(Dataset extract)
——————
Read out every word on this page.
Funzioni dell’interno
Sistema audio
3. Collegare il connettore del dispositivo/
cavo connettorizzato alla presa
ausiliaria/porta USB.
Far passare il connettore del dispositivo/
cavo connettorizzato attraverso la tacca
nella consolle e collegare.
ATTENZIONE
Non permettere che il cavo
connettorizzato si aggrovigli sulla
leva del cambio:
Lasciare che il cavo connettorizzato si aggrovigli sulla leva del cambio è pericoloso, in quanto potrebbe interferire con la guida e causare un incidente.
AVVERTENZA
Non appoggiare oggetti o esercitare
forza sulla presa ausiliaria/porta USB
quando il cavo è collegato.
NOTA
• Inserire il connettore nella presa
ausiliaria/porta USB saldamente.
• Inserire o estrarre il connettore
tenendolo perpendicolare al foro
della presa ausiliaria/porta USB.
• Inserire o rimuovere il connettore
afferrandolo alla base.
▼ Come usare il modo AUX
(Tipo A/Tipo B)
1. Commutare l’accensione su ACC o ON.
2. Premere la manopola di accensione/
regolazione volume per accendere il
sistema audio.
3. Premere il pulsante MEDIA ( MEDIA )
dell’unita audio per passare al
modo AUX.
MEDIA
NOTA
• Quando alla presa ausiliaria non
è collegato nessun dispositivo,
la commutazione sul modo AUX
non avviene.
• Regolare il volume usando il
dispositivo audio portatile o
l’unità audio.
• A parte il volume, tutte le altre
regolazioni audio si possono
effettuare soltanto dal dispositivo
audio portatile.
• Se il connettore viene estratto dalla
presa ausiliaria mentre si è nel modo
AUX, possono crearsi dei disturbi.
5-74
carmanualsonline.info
——————
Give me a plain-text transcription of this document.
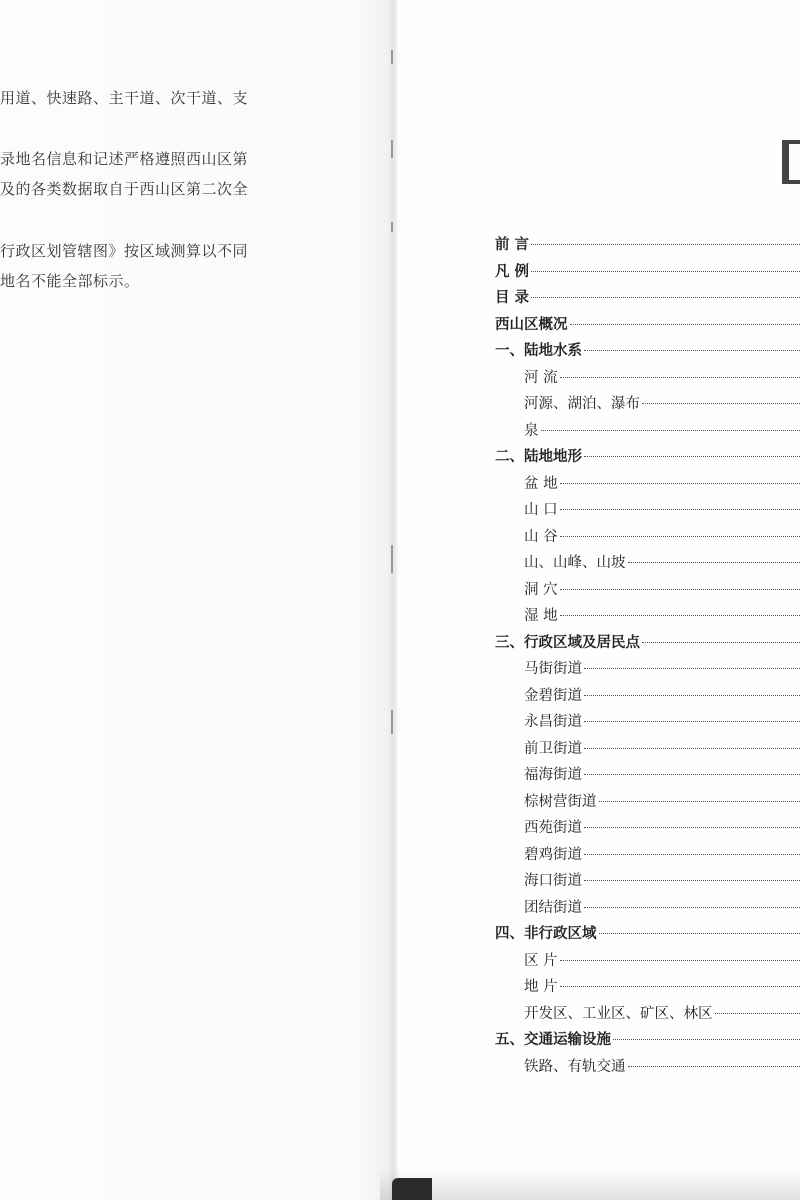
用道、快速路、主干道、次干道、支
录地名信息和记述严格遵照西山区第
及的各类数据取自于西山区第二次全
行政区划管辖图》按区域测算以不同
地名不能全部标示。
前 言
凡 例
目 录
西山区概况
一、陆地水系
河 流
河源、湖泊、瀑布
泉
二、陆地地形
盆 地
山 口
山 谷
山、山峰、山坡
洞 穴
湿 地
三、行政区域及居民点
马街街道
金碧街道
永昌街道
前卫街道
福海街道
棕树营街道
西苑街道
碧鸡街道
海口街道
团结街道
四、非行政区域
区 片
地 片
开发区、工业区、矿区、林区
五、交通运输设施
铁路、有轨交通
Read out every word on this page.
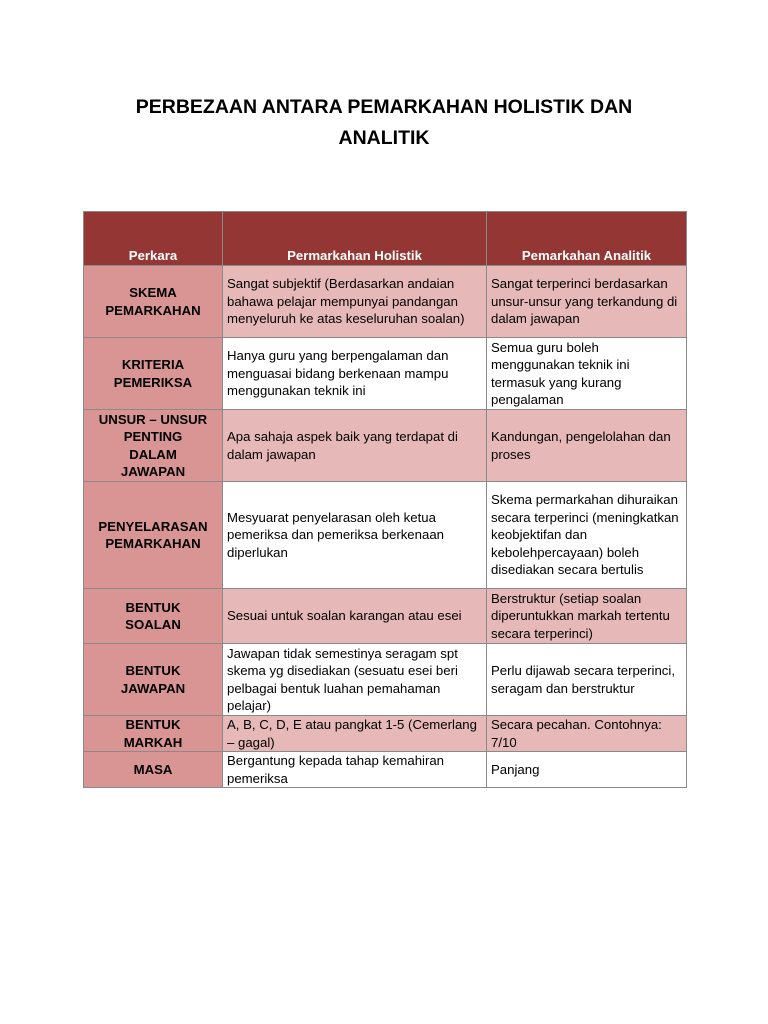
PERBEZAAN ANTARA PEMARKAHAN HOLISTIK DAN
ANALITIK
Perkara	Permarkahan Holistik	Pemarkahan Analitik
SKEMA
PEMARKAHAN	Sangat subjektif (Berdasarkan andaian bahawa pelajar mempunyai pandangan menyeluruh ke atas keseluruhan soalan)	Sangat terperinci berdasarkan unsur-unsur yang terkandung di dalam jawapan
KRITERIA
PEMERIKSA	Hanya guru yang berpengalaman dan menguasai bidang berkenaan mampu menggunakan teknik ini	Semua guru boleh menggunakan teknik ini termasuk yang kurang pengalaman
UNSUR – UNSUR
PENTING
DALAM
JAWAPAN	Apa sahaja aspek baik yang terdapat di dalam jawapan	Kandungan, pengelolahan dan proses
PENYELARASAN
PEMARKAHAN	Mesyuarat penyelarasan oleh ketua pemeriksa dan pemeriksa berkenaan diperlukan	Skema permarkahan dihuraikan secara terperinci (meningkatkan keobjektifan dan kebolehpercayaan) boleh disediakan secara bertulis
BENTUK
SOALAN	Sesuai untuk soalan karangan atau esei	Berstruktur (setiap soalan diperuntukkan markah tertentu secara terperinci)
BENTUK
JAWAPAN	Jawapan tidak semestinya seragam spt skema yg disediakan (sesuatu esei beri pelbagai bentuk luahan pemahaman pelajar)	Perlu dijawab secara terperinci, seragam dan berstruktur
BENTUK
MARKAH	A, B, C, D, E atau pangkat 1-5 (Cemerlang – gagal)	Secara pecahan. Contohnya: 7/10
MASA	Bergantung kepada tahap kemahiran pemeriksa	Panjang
——————
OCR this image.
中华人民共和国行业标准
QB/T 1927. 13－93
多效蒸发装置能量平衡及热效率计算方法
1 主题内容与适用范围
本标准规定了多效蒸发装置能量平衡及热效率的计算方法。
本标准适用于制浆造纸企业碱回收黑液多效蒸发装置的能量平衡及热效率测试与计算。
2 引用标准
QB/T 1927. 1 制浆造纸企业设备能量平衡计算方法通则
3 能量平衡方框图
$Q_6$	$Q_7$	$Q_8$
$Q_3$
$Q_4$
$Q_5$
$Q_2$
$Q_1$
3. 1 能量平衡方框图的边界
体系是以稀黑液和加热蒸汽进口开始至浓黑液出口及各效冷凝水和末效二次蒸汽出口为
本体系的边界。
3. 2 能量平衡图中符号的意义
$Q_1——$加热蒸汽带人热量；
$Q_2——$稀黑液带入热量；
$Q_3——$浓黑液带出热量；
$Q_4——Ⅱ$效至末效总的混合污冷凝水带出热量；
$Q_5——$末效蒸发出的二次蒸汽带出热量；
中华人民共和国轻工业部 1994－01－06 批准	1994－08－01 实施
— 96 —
——————
(Short task)
Copy each line containing the word "Premere" from the data.

(Correct response)
2. Premere la manopola di accensione/
3. Premere il pulsante MEDIA ( MEDIA )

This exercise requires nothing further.